*** Material provided
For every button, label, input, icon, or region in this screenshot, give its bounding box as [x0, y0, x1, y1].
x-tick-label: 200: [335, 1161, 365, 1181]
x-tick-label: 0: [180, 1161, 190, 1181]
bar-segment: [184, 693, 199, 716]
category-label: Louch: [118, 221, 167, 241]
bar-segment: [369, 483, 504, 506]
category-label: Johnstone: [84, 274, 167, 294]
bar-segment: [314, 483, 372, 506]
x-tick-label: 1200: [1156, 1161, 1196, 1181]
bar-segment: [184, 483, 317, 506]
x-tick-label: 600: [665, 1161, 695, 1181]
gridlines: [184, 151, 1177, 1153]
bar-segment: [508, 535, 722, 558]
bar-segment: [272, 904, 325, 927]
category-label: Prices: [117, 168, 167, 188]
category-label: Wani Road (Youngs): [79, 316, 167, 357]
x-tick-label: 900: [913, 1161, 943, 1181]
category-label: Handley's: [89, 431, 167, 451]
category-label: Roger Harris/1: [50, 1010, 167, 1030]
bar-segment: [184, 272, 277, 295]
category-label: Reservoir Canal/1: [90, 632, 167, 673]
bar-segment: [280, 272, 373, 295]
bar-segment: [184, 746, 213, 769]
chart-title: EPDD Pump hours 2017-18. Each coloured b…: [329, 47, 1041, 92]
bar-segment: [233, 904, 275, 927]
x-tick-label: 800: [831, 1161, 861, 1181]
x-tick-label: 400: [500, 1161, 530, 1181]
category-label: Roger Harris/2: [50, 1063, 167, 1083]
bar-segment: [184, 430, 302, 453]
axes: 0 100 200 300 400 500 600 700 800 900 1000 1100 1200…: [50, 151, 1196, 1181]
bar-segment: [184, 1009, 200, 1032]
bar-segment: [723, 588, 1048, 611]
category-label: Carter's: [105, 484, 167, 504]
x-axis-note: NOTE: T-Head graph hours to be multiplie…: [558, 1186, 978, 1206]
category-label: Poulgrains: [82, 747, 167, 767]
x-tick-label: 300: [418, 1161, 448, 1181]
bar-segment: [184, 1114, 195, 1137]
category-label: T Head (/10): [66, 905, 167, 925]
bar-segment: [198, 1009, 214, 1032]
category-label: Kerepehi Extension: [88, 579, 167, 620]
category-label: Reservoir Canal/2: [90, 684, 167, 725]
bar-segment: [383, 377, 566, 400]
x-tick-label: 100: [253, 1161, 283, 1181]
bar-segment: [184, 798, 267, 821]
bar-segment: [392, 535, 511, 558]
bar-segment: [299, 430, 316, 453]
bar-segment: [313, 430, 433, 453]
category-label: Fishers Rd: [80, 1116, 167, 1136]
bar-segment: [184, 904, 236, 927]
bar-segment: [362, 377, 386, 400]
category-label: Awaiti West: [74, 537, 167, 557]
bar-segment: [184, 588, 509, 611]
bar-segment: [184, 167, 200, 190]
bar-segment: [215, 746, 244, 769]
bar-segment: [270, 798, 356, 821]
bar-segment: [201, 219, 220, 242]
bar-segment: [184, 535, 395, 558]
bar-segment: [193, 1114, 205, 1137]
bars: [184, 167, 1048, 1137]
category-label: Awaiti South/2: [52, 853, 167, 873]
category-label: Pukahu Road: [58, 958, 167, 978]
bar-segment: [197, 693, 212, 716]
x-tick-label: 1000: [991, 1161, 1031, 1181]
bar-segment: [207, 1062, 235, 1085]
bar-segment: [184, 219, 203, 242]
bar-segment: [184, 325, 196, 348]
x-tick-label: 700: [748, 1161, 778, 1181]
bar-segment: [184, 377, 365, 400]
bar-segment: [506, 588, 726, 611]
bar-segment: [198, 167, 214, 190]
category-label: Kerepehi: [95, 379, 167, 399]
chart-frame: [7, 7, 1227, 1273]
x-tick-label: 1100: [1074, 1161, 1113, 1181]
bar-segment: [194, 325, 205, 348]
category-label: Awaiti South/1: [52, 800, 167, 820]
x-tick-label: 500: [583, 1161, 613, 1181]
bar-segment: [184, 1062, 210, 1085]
******
Could you set down every line of the entries above again, word for word and in the same order?

#### Task response:
For every button, label, input, icon, or region in this screenshot, give its bounding box as [x0, y0, x1, y1].
x-tick-label: 200: [335, 1161, 365, 1181]
x-tick-label: 0: [180, 1161, 190, 1181]
bar-segment: [184, 693, 199, 716]
category-label: Louch: [118, 221, 167, 241]
bar-segment: [369, 483, 504, 506]
category-label: Johnstone: [84, 274, 167, 294]
bar-segment: [314, 483, 372, 506]
x-tick-label: 1200: [1156, 1161, 1196, 1181]
bar-segment: [184, 483, 317, 506]
x-tick-label: 600: [665, 1161, 695, 1181]
gridlines: [184, 151, 1177, 1153]
bar-segment: [508, 535, 722, 558]
bar-segment: [272, 904, 325, 927]
category-label: Prices: [117, 168, 167, 188]
category-label: Wani Road (Youngs): [79, 316, 167, 357]
x-tick-label: 900: [913, 1161, 943, 1181]
category-label: Handley's: [89, 431, 167, 451]
category-label: Roger Harris/1: [50, 1010, 167, 1030]
bar-segment: [184, 272, 277, 295]
category-label: Reservoir Canal/1: [90, 632, 167, 673]
bar-segment: [280, 272, 373, 295]
bar-segment: [184, 746, 213, 769]
chart-title: EPDD Pump hours 2017-18. Each coloured b…: [329, 47, 1041, 92]
bar-segment: [233, 904, 275, 927]
x-tick-label: 800: [831, 1161, 861, 1181]
x-tick-label: 400: [500, 1161, 530, 1181]
category-label: Roger Harris/2: [50, 1063, 167, 1083]
bar-segment: [184, 430, 302, 453]
axes: 0 100 200 300 400 500 600 700 800 900 1000 1100 1200…: [50, 151, 1196, 1181]
bar-segment: [184, 1009, 200, 1032]
bar-segment: [723, 588, 1048, 611]
category-label: Carter's: [105, 484, 167, 504]
x-axis-note: NOTE: T-Head graph hours to be multiplie…: [558, 1186, 978, 1206]
category-label: Poulgrains: [82, 747, 167, 767]
x-tick-label: 300: [418, 1161, 448, 1181]
bar-segment: [184, 1114, 195, 1137]
category-label: T Head (/10): [66, 905, 167, 925]
bar-segment: [198, 1009, 214, 1032]
category-label: Kerepehi Extension: [88, 579, 167, 620]
category-label: Reservoir Canal/2: [90, 684, 167, 725]
bar-segment: [383, 377, 566, 400]
x-tick-label: 100: [253, 1161, 283, 1181]
bar-segment: [184, 798, 267, 821]
bar-segment: [392, 535, 511, 558]
bar-segment: [299, 430, 316, 453]
bar-segment: [313, 430, 433, 453]
category-label: Fishers Rd: [80, 1116, 167, 1136]
bar-segment: [184, 904, 236, 927]
bar-segment: [362, 377, 386, 400]
category-label: Awaiti West: [74, 537, 167, 557]
bar-segment: [184, 588, 509, 611]
bar-segment: [184, 167, 200, 190]
bar-segment: [215, 746, 244, 769]
bar-segment: [270, 798, 356, 821]
bar-segment: [201, 219, 220, 242]
bar-segment: [184, 535, 395, 558]
bar-segment: [193, 1114, 205, 1137]
bars: [184, 167, 1048, 1137]
category-label: Awaiti South/2: [52, 853, 167, 873]
category-label: Pukahu Road: [58, 958, 167, 978]
bar-segment: [197, 693, 212, 716]
x-tick-label: 1000: [991, 1161, 1031, 1181]
bar-segment: [207, 1062, 235, 1085]
bar-segment: [184, 219, 203, 242]
bar-segment: [184, 325, 196, 348]
x-tick-label: 700: [748, 1161, 778, 1181]
bar-segment: [184, 377, 365, 400]
bar-segment: [506, 588, 726, 611]
bar-segment: [198, 167, 214, 190]
category-label: Kerepehi: [95, 379, 167, 399]
chart-frame: [7, 7, 1227, 1273]
x-tick-label: 1100: [1074, 1161, 1113, 1181]
bar-segment: [194, 325, 205, 348]
category-label: Awaiti South/1: [52, 800, 167, 820]
x-tick-label: 500: [583, 1161, 613, 1181]
bar-segment: [184, 1062, 210, 1085]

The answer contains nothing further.